+++ ОТРЫВОК ТЕКСТА +++
Но вновь подвел «человеческий материал». Верхушка начиталась французских книг, наездилась в Европу, гуманизировалась и решила разрушить мир эксплуатации. Еще и Промышленная революция повлияла. В том смысле, что уж слишком опасным оказались последствия ее отсутствия. Как бы там ни было, общине скомандывали: «вольно». Не совсем сразу, но все вольнее, чем было раньше.

И что же дальше? Крепостнически-самодержавный порядок вступил в фазу «disintegration», как называл это Арнольд Тойнби, или – Untergang, по Шпенглеру. Точнее всех сказал Ленин: «реформа породила революцию». Это означает, что было нарушено соответствие развития производительных сил производственным отношениям.

Здесь одно из коренных противоречий, парадоксов, они же – особенности нашего исторического бытования. Как только находится соответствие между означенными феноменами, так начинается передельный застой (см. хрущёвско-брежневскую эпоху). Прекрасное время! Но оно чревато, поскольку исподволь разрушает самодержавно-крепостническую гармонию или коммунистическую (а ведь он был настоящий коммунизм: от каждого по труду, каждому – по потребностям; поскольку трудились не очень (как могли), так и по потребностям тоже не очень (или кто как обеспечит их сам); но принцип соблюдался). Дело в том, что если долго заниматься увлекательнейшим процессом передела, то – хочешь не хочешь – остановиться уже трудно. Поделить хочется всё – по справедливости. Включая сам самодержавно-крепостнический порядок с его особыми необщинными активами.

Так что и сегодняшнее похолодание неизбежно сменится оттепелью. Только вот во что выльется эта самая оттепель? – Хотелось бы понемножку сокращать объем передела. И переходить к социальному творчеству. На основе права и социальной безопасности для всех.

Что же нас ждет впереди

Но что разительно отличает нынешний Шестнадцатый год от предыдущих эпох, включая столетней давности, так это то, что впервые Россия не имеет проекта будущего. Как это понять? – Да, просто. Еще недавно мы хотели преодолеть наследие «лихих девяностых» и достичь к 2020 г. уровня благосостояния Португалии (один из самых низких в Европе). До этого – в 90-е – покончить с проклятым эсесеризмом и построить правовую либеральную демократию, рыночную экономику. А еще – до того – социализм с человеческим лицом, правовое социалистическое государство и к 2000 г. всем советским семьям отдельную квартиру. Развитой социализм, коммунизм… До Февраля – правовое, либеральное, конституционное социальное общество и государство. В общем все это известно.
+++
__ЗАДАНИЕ 1__: Уровня благосостояния какой страны, согласно тексту об исторических путях России, еще недавно хотели достичь к 2020 году?
__ЗАДАНИЕ 2__: Допишите следующую часть текста об исторических путях России, начав сразу после его последнего предложения.
Записи взяты из другого источника.
+++ ВЫДЕРЖКИ ИЗ ДАННЫХ +++
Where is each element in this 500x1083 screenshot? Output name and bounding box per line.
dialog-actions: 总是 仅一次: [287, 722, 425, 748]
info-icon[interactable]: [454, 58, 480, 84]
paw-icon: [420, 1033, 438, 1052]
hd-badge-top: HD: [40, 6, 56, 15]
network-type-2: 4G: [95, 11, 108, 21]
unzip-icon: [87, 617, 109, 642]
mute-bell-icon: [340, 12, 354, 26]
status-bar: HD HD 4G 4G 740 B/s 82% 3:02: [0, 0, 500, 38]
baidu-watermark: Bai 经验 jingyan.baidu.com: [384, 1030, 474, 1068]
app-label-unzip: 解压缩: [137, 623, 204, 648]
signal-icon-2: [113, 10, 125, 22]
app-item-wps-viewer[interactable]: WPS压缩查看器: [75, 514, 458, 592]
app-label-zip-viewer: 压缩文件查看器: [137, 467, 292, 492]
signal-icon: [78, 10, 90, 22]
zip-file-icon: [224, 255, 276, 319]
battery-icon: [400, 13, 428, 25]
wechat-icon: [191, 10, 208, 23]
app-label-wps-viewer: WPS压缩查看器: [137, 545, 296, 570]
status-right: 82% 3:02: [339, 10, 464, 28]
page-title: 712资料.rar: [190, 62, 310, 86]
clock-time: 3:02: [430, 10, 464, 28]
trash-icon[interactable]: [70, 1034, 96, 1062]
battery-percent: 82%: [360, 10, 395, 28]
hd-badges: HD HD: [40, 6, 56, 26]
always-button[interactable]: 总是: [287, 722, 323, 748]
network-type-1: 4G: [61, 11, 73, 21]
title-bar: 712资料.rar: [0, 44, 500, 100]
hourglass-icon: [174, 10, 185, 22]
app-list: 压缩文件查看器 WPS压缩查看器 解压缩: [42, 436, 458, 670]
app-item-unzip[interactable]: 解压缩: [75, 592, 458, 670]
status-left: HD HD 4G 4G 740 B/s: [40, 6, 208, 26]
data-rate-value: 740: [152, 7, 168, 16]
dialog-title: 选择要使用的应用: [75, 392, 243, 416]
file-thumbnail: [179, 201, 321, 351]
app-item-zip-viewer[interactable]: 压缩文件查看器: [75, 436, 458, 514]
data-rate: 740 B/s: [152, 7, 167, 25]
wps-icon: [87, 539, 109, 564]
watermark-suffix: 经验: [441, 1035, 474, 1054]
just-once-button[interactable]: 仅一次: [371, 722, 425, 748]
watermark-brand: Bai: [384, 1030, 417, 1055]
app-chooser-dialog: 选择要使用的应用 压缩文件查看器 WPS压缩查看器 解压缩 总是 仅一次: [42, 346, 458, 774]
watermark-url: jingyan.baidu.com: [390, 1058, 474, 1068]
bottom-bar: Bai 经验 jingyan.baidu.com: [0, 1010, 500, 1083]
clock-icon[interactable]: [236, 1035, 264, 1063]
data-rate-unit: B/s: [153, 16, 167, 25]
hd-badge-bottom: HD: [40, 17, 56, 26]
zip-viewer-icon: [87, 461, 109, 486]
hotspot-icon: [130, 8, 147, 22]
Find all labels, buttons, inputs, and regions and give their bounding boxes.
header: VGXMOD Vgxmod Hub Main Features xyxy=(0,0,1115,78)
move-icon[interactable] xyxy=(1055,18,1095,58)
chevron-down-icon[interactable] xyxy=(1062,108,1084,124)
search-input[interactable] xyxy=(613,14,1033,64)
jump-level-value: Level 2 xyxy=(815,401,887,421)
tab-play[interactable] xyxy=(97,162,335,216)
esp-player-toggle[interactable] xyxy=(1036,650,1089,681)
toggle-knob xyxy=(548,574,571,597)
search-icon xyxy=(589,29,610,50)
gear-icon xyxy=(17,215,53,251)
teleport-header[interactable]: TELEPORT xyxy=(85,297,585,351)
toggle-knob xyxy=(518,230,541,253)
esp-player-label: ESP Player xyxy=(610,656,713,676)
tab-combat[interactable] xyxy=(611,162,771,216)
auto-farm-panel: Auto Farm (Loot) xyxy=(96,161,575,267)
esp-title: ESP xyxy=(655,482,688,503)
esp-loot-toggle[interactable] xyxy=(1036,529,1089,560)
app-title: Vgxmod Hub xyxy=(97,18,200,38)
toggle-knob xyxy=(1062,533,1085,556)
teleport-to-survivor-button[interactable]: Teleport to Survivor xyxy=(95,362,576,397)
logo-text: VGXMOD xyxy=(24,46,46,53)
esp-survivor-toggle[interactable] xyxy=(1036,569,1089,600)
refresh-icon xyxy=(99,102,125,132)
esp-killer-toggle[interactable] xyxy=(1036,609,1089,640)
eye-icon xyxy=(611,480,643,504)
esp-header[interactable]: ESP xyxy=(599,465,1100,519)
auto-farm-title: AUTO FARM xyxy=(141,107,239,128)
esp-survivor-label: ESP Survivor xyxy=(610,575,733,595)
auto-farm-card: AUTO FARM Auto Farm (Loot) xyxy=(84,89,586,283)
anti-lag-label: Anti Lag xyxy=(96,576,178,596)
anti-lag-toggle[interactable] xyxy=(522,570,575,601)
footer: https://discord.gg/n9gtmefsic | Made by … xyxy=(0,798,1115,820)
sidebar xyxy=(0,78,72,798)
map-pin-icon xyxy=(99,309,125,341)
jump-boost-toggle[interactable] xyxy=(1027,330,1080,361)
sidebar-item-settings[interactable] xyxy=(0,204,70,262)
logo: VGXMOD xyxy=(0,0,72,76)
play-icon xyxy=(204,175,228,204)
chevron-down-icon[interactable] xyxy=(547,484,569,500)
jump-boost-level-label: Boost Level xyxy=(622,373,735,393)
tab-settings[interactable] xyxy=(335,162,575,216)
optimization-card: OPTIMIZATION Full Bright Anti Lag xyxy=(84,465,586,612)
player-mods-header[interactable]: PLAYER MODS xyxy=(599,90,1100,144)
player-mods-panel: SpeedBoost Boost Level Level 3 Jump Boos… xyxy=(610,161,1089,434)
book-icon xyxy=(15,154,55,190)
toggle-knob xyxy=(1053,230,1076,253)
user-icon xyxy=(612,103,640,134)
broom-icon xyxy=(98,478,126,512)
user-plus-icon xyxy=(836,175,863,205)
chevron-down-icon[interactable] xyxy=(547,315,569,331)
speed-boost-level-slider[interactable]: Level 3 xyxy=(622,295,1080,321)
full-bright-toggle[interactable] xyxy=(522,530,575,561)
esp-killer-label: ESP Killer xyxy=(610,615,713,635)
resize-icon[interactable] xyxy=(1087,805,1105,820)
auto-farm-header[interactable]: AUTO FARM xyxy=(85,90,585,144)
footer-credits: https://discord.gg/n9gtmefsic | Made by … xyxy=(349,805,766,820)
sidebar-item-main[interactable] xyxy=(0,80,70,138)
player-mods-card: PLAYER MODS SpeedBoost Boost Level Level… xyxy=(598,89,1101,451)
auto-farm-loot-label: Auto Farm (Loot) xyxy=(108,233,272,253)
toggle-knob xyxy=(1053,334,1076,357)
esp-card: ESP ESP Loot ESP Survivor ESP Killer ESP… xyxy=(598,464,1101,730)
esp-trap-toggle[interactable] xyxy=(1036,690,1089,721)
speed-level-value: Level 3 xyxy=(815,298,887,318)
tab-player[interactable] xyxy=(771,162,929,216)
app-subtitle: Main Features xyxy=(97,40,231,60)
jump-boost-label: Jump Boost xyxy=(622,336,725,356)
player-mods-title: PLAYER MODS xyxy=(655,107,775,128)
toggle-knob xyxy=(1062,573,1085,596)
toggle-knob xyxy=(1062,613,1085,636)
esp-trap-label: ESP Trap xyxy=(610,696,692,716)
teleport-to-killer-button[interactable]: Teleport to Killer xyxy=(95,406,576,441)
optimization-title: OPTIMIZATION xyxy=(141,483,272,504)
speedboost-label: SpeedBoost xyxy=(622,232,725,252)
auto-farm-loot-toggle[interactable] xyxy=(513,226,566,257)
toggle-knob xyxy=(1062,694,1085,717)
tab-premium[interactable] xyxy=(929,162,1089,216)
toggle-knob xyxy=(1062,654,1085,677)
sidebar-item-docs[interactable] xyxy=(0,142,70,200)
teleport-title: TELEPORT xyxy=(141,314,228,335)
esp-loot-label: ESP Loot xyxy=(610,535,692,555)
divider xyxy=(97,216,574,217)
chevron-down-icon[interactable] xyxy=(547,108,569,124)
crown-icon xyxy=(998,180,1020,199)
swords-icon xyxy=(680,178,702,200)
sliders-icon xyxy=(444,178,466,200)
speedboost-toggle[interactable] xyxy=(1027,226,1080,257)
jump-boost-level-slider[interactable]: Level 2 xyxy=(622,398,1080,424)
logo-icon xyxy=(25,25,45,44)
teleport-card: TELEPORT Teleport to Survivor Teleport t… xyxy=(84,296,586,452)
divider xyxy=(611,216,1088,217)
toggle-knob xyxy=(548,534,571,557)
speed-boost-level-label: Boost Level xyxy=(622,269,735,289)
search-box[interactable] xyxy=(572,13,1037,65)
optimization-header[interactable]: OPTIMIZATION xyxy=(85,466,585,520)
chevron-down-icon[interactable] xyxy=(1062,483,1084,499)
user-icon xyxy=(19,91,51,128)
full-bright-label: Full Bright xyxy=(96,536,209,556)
+++
__ОТВЕТ 1__: Уровня благосостояния Португалии.

__ОТВЕТ 2__:
Но сегодня никакого проекта, даже заведомо утопического, нет. Мы ищем будущее в нашем прошлом (увы, во многом вымышленном). «Верность традиционным ценностям». Пожалуй, даже соглашусь. Они – хороши. Но как быть с лидерством в Европе по абортам, сокращением населения, самоубийствам etc. Конечно, хорошо стоять против ЛГБТ – Европы. И надо обязательно стоять. Но если они все куда-нибудь уйдут, перед кем будем стоять?

Опора только на прошлое, причем, еще раз скажу, нередко вымышленное, в чем-то сродни ресурсно-сырьевой экономике. Не хватает добавленной стоимости, да и рента с нее распределяется в пользу узкого слоя начальников. Инновации необходимы только в добывающе-перекачивающем хозяйстве. И в военных делах, поскольку «верность традиционным ценностям» это не только, к примеру, нормативно-христианская семья, но и ратные подвиги предков. Меня спросят: хорошо, у нас нет проекта или он, с твоей точки зрения, не адекватен, а у европейских стран, США таковые имеются? – Развитие, поиск нового, сохранение необходимого старого. Климат, экология, медицина, благосостояние, борьба с бедностью, культура, образование и т.д. – А разве у нас не то же самое? И мы ведь говорим об этом. – Но ничего не делаем. У них же эти проекты, худо-бедно, осуществляются. Ведь проект это то, что пытаются реализовать.